[begin Data for the task]
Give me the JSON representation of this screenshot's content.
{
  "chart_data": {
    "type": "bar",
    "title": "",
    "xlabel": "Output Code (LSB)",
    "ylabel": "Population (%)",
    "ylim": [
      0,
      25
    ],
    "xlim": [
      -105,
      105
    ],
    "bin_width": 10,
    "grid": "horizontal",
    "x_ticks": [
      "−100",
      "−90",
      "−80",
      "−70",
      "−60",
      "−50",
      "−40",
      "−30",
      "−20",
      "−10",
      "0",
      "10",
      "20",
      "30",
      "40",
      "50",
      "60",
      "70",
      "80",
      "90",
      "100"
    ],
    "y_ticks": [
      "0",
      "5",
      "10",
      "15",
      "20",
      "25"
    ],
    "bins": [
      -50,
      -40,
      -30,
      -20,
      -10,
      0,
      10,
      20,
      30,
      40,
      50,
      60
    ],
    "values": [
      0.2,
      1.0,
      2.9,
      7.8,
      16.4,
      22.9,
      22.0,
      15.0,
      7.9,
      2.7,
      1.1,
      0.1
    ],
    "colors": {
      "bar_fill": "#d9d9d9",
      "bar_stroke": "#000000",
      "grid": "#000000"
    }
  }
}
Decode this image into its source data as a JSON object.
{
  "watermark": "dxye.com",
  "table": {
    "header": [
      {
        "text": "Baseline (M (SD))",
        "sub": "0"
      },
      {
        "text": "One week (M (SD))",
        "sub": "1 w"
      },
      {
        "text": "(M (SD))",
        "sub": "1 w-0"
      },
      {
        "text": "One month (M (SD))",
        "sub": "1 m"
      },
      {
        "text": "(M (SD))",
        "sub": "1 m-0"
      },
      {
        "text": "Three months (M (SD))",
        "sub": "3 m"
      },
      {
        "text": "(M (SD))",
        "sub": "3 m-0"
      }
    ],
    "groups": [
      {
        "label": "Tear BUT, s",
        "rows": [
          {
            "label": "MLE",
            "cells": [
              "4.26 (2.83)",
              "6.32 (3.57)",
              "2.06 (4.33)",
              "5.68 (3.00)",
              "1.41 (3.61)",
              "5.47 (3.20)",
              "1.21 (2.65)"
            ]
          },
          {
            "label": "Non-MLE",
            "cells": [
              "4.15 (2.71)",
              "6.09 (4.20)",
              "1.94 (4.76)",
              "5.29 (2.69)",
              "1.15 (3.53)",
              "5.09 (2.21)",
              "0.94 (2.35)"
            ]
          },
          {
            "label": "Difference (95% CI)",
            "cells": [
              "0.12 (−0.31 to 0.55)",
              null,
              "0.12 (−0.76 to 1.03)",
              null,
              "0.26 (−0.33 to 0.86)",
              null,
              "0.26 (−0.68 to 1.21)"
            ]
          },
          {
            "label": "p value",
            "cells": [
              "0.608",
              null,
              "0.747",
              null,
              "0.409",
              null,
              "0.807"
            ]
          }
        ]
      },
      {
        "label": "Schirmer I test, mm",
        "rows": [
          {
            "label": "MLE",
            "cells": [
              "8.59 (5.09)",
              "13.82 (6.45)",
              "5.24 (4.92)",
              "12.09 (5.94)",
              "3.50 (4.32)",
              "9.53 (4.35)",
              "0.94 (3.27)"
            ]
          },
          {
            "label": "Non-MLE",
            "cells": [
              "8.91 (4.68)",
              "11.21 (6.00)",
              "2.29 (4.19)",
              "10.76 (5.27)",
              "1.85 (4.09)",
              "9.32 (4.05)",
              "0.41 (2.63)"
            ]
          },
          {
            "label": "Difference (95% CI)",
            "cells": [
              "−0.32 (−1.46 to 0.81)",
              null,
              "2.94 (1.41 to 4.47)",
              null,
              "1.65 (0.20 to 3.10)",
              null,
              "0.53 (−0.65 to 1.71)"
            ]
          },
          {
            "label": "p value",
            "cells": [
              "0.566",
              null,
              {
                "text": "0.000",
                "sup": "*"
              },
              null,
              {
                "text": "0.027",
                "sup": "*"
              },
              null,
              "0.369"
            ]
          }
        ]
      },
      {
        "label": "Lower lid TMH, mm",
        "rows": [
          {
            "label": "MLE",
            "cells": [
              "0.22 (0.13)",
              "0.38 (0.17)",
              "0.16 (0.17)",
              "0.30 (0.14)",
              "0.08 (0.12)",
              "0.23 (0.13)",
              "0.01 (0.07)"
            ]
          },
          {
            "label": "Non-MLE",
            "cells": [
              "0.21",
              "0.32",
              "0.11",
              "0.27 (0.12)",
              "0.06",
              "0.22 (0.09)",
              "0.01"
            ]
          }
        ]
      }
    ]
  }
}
[end Data for the task]
# Task directions
Every entry needs to be retyped exactly.

# Exercise solution
Give me the JSON representation of this screenshot's content.
{
  "chart_data": {
    "type": "bar",
    "title": "",
    "xlabel": "Output Code (LSB)",
    "ylabel": "Population (%)",
    "ylim": [
      0,
      25
    ],
    "xlim": [
      -105,
      105
    ],
    "bin_width": 10,
    "grid": "horizontal",
    "x_ticks": [
      "−100",
      "−90",
      "−80",
      "−70",
      "−60",
      "−50",
      "−40",
      "−30",
      "−20",
      "−10",
      "0",
      "10",
      "20",
      "30",
      "40",
      "50",
      "60",
      "70",
      "80",
      "90",
      "100"
    ],
    "y_ticks": [
      "0",
      "5",
      "10",
      "15",
      "20",
      "25"
    ],
    "bins": [
      -50,
      -40,
      -30,
      -20,
      -10,
      0,
      10,
      20,
      30,
      40,
      50,
      60
    ],
    "values": [
      0.2,
      1.0,
      2.9,
      7.8,
      16.4,
      22.9,
      22.0,
      15.0,
      7.9,
      2.7,
      1.1,
      0.1
    ],
    "colors": {
      "bar_fill": "#d9d9d9",
      "bar_stroke": "#000000",
      "grid": "#000000"
    }
  }
}
Decode this image into its source data as a JSON object.
{
  "watermark": "dxye.com",
  "table": {
    "header": [
      {
        "text": "Baseline (M (SD))",
        "sub": "0"
      },
      {
        "text": "One week (M (SD))",
        "sub": "1 w"
      },
      {
        "text": "(M (SD))",
        "sub": "1 w-0"
      },
      {
        "text": "One month (M (SD))",
        "sub": "1 m"
      },
      {
        "text": "(M (SD))",
        "sub": "1 m-0"
      },
      {
        "text": "Three months (M (SD))",
        "sub": "3 m"
      },
      {
        "text": "(M (SD))",
        "sub": "3 m-0"
      }
    ],
    "groups": [
      {
        "label": "Tear BUT, s",
        "rows": [
          {
            "label": "MLE",
            "cells": [
              "4.26 (2.83)",
              "6.32 (3.57)",
              "2.06 (4.33)",
              "5.68 (3.00)",
              "1.41 (3.61)",
              "5.47 (3.20)",
              "1.21 (2.65)"
            ]
          },
          {
            "label": "Non-MLE",
            "cells": [
              "4.15 (2.71)",
              "6.09 (4.20)",
              "1.94 (4.76)",
              "5.29 (2.69)",
              "1.15 (3.53)",
              "5.09 (2.21)",
              "0.94 (2.35)"
            ]
          },
          {
            "label": "Difference (95% CI)",
            "cells": [
              "0.12 (−0.31 to 0.55)",
              null,
              "0.12 (−0.76 to 1.03)",
              null,
              "0.26 (−0.33 to 0.86)",
              null,
              "0.26 (−0.68 to 1.21)"
            ]
          },
          {
            "label": "p value",
            "cells": [
              "0.608",
              null,
              "0.747",
              null,
              "0.409",
              null,
              "0.807"
            ]
          }
        ]
      },
      {
        "label": "Schirmer I test, mm",
        "rows": [
          {
            "label": "MLE",
            "cells": [
              "8.59 (5.09)",
              "13.82 (6.45)",
              "5.24 (4.92)",
              "12.09 (5.94)",
              "3.50 (4.32)",
              "9.53 (4.35)",
              "0.94 (3.27)"
            ]
          },
          {
            "label": "Non-MLE",
            "cells": [
              "8.91 (4.68)",
              "11.21 (6.00)",
              "2.29 (4.19)",
              "10.76 (5.27)",
              "1.85 (4.09)",
              "9.32 (4.05)",
              "0.41 (2.63)"
            ]
          },
          {
            "label": "Difference (95% CI)",
            "cells": [
              "−0.32 (−1.46 to 0.81)",
              null,
              "2.94 (1.41 to 4.47)",
              null,
              "1.65 (0.20 to 3.10)",
              null,
              "0.53 (−0.65 to 1.71)"
            ]
          },
          {
            "label": "p value",
            "cells": [
              "0.566",
              null,
              {
                "text": "0.000",
                "sup": "*"
              },
              null,
              {
                "text": "0.027",
                "sup": "*"
              },
              null,
              "0.369"
            ]
          }
        ]
      },
      {
        "label": "Lower lid TMH, mm",
        "rows": [
          {
            "label": "MLE",
            "cells": [
              "0.22 (0.13)",
              "0.38 (0.17)",
              "0.16 (0.17)",
              "0.30 (0.14)",
              "0.08 (0.12)",
              "0.23 (0.13)",
              "0.01 (0.07)"
            ]
          },
          {
            "label": "Non-MLE",
            "cells": [
              "0.21",
              "0.32",
              "0.11",
              "0.27 (0.12)",
              "0.06",
              "0.22 (0.09)",
              "0.01"
            ]
          }
        ]
      }
    ]
  }
}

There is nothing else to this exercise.